- _EXERCISE_:
Look over the lines below. Report each one that includes the string "Oleum".

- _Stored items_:
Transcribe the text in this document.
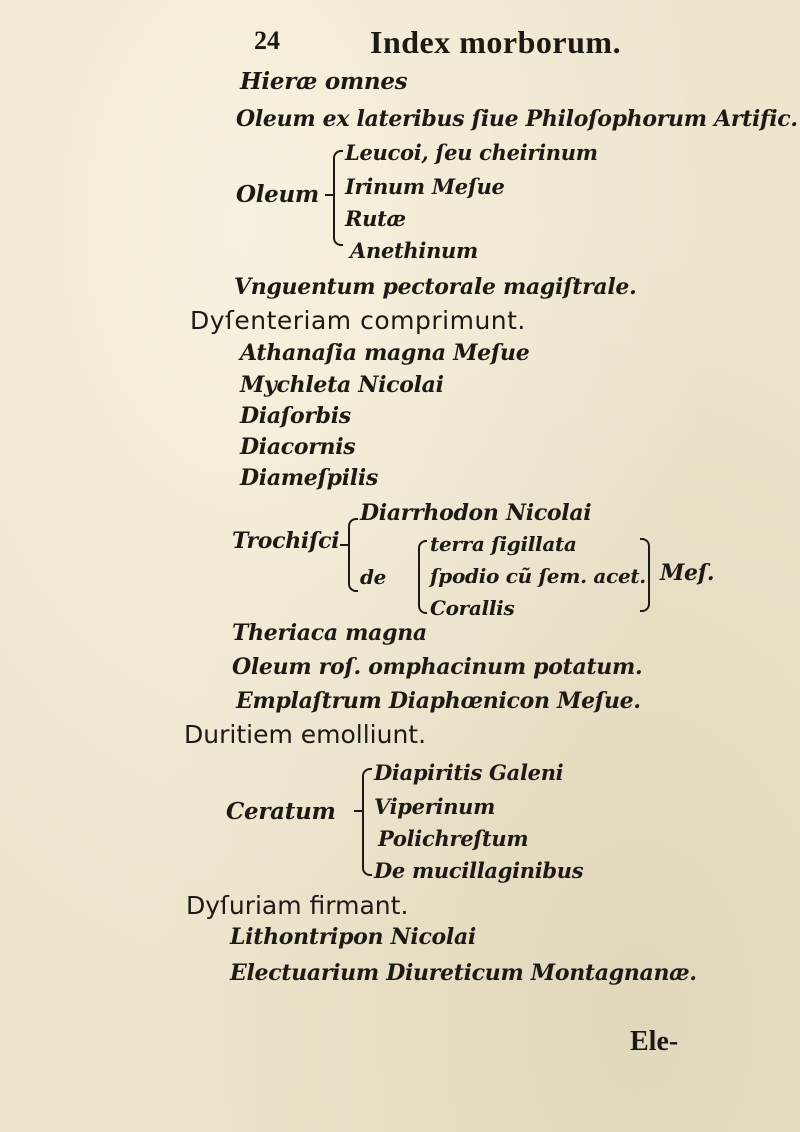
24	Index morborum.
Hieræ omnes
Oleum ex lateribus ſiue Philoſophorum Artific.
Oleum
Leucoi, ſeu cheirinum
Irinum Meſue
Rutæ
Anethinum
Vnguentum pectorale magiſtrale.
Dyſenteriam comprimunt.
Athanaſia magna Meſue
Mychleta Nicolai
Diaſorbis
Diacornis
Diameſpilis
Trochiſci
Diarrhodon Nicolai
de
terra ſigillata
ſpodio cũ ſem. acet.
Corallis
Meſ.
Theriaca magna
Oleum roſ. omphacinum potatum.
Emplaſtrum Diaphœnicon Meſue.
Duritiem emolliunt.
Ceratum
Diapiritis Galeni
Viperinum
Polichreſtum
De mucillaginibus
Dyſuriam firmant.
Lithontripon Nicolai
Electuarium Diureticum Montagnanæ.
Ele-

--

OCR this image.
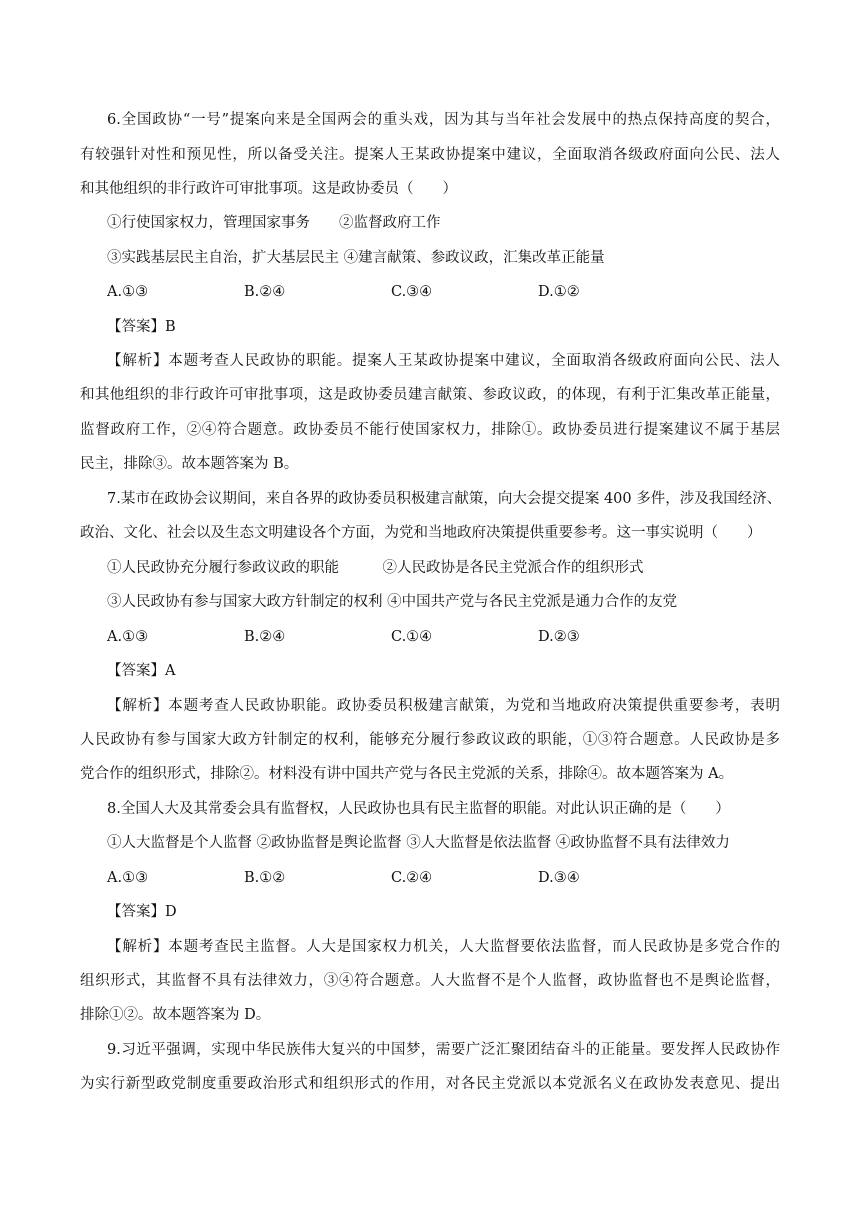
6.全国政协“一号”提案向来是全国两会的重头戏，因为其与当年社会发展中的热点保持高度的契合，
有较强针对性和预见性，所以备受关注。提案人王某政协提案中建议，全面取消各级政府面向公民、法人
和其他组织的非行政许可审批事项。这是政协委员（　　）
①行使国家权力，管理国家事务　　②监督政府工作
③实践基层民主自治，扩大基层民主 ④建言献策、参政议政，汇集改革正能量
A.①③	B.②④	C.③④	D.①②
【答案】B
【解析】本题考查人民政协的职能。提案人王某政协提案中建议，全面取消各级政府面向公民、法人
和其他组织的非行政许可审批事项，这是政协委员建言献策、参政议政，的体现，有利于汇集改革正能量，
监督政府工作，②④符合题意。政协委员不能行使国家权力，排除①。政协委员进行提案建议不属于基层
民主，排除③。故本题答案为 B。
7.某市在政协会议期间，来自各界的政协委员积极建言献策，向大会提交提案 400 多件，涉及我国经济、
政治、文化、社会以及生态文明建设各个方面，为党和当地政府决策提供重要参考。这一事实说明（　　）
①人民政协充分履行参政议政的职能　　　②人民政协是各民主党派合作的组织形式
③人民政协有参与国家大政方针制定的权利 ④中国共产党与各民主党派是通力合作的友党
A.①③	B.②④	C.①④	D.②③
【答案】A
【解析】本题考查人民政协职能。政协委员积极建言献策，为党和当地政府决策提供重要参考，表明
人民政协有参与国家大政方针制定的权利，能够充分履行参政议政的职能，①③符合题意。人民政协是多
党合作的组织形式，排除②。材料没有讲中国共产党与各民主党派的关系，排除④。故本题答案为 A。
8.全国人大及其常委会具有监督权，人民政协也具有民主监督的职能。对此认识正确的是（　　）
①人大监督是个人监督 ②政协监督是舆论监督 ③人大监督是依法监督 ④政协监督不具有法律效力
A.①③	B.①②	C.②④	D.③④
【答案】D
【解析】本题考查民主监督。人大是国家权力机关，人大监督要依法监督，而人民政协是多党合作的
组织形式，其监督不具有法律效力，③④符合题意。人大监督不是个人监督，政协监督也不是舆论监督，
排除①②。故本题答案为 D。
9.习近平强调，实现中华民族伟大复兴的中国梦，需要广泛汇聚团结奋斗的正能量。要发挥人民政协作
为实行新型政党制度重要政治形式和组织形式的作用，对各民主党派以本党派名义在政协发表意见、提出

- _EXERCISE RESULT_:
Oleum ex lateribus ſiue Philoſophorum Artific.
Oleum
Oleum roſ. omphacinum potatum.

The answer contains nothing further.